Copy out each line of the listing that has the word "name" in it.
►
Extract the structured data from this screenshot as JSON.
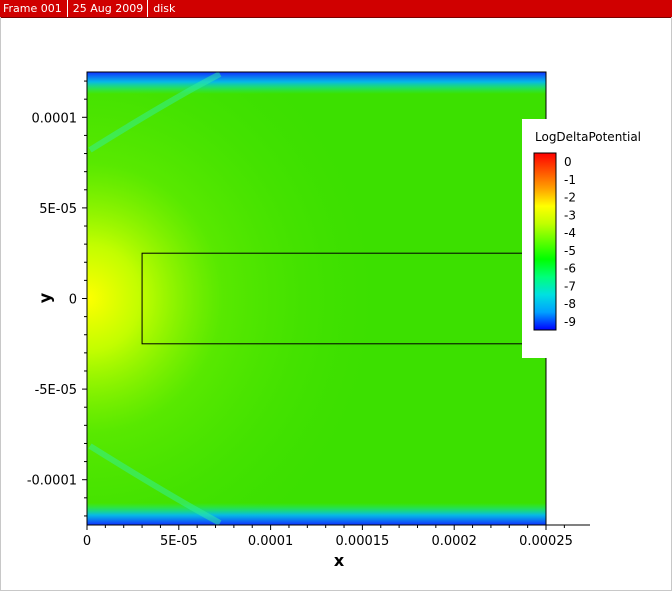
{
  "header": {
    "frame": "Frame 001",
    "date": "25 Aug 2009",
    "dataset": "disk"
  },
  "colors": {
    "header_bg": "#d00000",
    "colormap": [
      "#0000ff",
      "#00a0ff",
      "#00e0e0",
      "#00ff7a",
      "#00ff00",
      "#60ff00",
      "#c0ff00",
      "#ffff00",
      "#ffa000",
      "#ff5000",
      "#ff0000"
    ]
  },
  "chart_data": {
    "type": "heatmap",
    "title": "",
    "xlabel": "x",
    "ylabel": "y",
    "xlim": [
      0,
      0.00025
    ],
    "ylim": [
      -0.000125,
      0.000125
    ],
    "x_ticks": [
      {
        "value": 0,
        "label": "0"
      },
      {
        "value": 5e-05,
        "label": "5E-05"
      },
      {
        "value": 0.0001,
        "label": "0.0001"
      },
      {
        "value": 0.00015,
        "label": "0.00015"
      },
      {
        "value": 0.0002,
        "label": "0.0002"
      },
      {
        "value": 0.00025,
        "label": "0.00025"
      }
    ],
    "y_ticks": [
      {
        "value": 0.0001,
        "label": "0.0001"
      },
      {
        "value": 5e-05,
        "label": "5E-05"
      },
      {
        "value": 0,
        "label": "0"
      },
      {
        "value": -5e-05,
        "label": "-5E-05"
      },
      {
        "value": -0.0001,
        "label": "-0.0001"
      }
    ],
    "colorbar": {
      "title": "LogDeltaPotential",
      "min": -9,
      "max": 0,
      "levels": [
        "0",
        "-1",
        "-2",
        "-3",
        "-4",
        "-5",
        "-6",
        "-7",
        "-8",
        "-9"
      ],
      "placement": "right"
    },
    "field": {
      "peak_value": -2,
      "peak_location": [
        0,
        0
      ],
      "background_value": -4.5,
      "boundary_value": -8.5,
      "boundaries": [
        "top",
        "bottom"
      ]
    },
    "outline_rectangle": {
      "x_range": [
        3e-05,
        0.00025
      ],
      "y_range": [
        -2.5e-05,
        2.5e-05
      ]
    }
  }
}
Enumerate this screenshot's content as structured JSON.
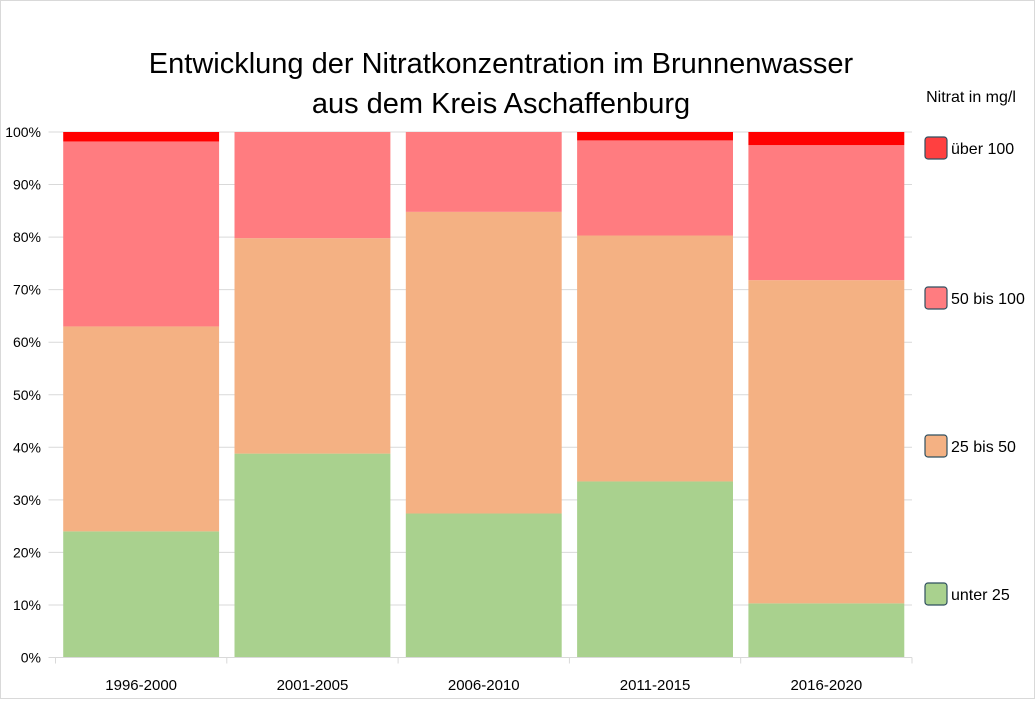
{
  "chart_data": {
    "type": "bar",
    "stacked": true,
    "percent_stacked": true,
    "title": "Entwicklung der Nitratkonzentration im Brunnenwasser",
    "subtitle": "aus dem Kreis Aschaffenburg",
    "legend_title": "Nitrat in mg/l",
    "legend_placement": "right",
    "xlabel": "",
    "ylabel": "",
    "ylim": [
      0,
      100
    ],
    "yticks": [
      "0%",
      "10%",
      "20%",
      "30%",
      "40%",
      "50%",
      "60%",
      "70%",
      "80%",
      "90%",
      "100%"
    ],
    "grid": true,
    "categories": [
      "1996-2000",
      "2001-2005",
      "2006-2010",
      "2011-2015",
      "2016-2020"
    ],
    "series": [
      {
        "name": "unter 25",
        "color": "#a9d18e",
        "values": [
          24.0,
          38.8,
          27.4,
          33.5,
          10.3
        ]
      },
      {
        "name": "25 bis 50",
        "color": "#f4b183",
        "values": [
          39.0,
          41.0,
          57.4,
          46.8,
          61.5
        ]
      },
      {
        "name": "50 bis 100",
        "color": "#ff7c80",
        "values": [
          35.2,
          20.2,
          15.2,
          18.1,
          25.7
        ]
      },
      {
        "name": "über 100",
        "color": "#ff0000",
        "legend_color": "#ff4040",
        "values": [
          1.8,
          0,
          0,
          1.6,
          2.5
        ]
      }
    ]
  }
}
◄
►
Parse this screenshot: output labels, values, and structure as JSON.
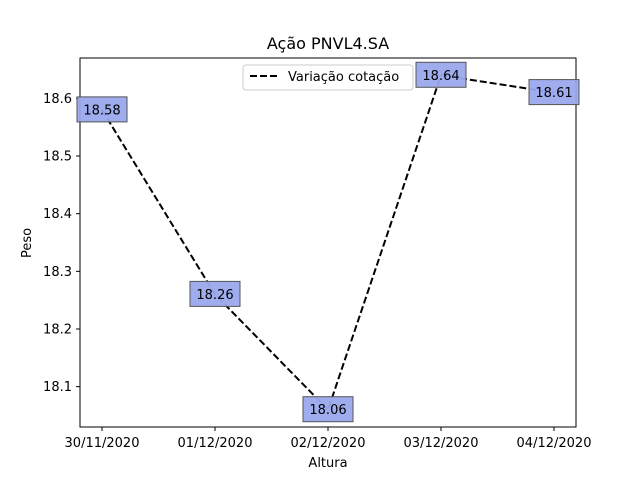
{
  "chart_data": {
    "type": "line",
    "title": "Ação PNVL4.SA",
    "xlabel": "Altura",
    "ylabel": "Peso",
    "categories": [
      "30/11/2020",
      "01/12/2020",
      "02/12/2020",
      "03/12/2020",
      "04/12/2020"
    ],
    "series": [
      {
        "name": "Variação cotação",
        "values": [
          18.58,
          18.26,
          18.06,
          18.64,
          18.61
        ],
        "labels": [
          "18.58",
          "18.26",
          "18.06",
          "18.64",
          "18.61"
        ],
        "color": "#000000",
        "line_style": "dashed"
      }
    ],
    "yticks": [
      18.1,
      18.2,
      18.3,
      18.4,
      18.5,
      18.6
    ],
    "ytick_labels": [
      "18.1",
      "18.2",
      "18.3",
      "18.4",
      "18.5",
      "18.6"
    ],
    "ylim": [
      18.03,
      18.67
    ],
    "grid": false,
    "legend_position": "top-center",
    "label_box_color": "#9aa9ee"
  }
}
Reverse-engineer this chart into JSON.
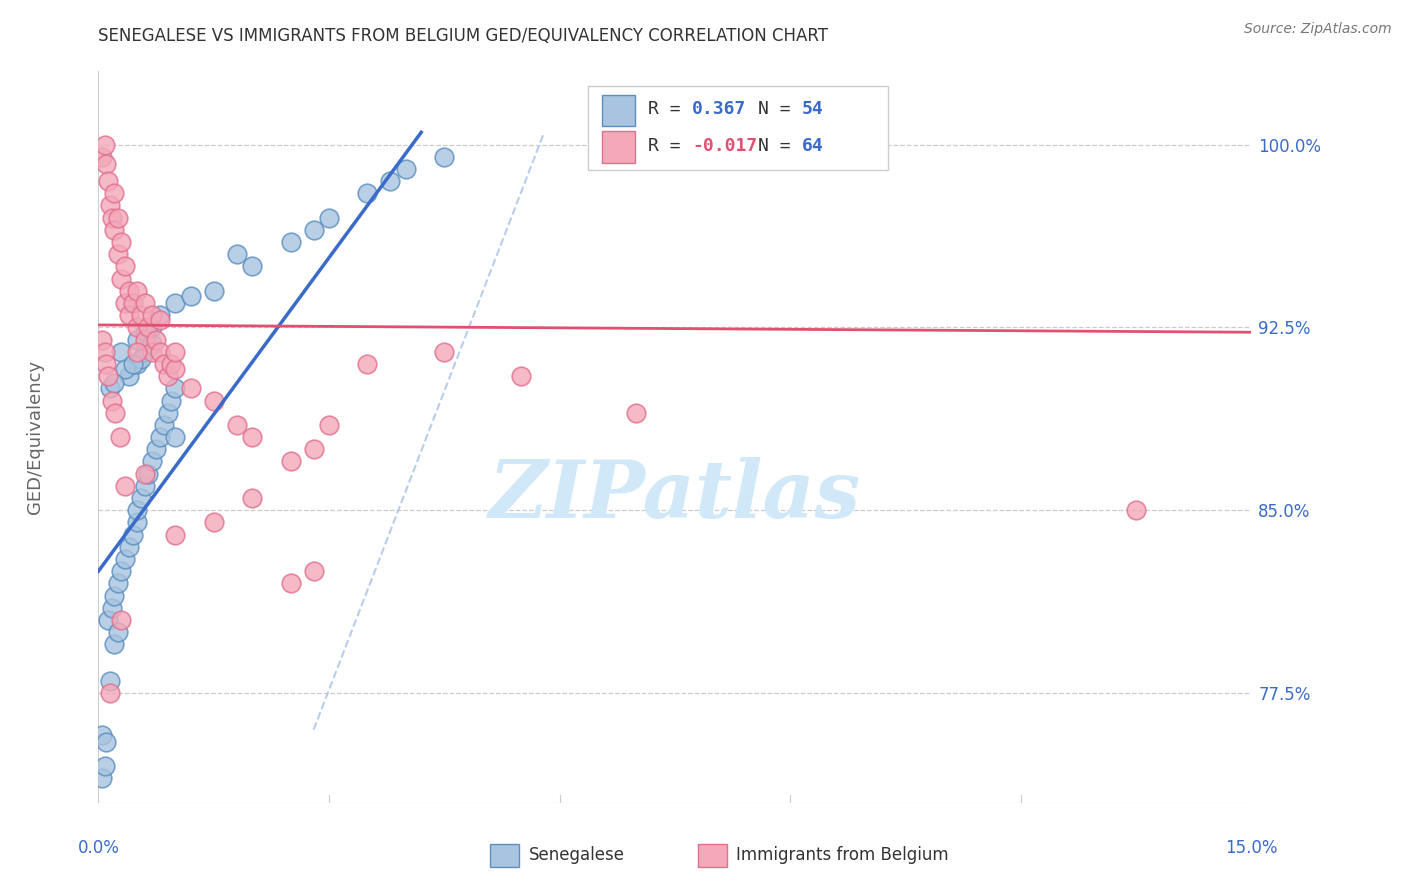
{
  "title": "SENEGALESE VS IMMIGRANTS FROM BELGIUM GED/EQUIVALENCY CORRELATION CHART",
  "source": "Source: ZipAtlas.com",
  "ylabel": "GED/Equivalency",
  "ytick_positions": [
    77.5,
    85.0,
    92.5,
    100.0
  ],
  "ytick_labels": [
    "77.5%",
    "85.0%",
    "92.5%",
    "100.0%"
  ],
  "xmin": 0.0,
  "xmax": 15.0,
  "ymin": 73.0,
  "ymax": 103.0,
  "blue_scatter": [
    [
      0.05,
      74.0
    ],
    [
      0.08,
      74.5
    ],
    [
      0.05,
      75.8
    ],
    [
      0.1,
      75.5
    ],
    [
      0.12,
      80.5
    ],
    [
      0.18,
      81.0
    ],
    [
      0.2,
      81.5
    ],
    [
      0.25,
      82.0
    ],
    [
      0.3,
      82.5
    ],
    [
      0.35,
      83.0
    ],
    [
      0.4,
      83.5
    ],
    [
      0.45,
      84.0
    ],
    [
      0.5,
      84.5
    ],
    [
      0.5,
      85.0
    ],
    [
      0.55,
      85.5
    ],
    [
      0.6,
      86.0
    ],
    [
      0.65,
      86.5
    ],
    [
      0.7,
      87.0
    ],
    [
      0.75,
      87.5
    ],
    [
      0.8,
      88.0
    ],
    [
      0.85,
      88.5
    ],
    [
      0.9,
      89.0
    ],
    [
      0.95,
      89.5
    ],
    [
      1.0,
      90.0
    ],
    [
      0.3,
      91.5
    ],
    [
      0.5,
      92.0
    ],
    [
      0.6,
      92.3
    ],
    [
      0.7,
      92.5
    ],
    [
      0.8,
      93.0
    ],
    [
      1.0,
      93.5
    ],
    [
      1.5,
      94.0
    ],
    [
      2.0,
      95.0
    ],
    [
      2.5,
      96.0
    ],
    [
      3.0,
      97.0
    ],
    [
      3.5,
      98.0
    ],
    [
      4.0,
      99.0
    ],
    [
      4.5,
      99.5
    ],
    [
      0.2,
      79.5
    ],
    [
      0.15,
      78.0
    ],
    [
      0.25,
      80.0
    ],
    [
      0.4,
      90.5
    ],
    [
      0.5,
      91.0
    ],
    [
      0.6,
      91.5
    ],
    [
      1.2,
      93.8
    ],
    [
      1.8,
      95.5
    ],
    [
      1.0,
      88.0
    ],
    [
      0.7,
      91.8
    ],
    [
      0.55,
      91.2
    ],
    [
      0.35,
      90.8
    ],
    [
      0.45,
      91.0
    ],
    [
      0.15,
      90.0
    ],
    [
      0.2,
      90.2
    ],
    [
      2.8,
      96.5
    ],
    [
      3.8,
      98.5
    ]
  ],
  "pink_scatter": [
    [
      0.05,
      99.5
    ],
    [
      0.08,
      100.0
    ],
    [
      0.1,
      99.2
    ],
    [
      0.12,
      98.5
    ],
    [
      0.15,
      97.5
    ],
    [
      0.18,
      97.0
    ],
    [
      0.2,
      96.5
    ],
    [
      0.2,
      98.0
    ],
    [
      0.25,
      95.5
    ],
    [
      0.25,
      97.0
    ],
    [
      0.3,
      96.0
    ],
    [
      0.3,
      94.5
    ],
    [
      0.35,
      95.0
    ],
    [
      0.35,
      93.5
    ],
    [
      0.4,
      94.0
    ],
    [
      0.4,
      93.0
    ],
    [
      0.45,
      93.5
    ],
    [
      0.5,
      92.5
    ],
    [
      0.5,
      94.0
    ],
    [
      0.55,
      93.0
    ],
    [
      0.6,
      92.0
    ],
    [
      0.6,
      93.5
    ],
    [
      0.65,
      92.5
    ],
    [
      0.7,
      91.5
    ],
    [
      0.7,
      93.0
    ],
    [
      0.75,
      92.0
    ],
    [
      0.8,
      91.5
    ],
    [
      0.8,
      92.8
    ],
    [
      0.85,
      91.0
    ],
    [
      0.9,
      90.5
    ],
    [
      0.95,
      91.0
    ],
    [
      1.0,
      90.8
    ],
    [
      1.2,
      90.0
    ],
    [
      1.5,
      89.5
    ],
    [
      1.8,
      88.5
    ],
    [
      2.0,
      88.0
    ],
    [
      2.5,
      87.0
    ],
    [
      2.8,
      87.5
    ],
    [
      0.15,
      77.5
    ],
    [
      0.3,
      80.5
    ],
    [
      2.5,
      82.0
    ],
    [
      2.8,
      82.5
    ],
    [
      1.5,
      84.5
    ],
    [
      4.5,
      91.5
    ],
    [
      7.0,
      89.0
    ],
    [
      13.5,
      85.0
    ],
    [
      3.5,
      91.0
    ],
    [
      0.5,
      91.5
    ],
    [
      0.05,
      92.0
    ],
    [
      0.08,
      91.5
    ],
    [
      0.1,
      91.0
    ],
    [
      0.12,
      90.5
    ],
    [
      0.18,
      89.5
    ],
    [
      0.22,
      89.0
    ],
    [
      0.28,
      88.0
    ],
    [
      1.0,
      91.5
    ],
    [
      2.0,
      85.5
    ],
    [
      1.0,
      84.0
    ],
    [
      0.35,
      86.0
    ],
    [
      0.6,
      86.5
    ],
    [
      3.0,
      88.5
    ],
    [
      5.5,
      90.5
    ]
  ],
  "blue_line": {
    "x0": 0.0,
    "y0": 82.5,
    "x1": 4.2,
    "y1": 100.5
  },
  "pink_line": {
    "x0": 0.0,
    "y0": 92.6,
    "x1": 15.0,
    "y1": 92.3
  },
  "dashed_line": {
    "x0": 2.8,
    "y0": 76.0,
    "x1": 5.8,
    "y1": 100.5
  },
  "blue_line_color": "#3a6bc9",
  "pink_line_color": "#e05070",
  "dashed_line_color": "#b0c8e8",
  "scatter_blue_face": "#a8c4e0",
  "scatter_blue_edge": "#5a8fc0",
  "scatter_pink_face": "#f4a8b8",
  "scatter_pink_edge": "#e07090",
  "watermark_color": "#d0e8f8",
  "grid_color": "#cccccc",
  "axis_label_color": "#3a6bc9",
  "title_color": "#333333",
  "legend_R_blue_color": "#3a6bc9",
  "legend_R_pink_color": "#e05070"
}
◄
### Task result
        "name": "unter 25",
        "name": "25 bis 50",
        "name": "50 bis 100",
        "name": "über 100",
        "name": "Variação cotação",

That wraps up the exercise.